(Records from a data source)
• • • • • • •

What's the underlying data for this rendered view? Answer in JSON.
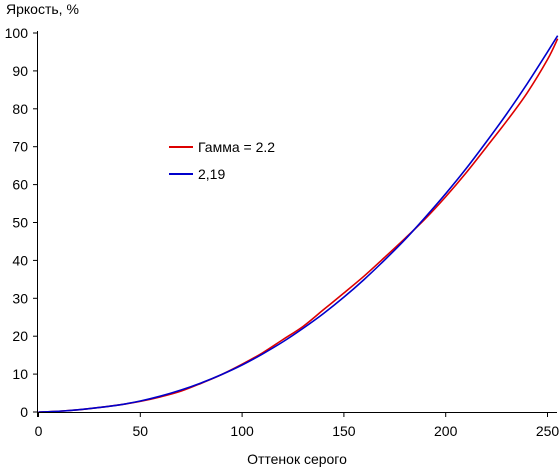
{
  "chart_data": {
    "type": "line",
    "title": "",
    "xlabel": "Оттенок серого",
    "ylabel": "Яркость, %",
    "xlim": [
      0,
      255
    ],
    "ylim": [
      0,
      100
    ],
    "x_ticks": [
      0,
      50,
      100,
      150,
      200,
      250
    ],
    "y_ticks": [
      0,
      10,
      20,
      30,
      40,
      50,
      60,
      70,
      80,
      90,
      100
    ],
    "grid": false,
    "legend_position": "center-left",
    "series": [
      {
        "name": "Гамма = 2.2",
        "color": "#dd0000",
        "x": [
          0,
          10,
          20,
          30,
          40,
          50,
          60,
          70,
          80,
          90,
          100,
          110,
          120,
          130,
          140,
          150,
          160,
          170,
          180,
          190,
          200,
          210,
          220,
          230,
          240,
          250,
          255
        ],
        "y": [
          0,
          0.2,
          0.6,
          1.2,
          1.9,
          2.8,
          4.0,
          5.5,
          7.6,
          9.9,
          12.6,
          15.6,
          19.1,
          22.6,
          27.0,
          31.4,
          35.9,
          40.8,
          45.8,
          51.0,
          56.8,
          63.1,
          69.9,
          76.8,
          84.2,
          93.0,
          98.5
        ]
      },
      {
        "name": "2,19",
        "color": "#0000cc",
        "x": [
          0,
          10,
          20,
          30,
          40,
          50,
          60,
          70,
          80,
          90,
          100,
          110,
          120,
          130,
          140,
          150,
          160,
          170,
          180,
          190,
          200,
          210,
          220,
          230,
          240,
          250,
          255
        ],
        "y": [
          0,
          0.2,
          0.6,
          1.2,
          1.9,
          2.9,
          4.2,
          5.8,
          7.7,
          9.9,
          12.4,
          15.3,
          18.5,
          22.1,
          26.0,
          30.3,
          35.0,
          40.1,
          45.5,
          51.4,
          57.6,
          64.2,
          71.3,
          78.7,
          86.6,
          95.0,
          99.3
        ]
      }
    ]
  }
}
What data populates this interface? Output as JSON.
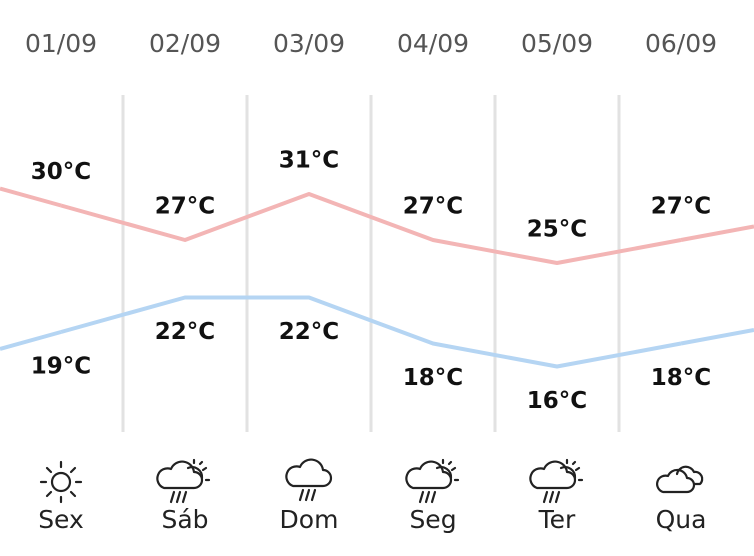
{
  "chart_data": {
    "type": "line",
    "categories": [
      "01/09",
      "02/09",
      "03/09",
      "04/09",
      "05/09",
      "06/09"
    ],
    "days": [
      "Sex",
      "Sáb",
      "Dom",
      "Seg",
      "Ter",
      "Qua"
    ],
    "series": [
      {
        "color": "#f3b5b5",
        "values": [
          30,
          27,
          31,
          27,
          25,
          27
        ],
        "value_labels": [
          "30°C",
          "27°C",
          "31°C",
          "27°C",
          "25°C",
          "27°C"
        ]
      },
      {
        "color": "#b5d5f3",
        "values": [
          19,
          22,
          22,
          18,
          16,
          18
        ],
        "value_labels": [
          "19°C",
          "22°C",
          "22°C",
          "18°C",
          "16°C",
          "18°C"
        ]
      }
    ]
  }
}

• • • • • • •

**STATED TASK:** Copy each line that holds the word "this".

**SOLUTION TO THE EXERCISE:**
What's the underlying data for this rendered view? Answer in JSON.
What data populates this interface? Output as JSON.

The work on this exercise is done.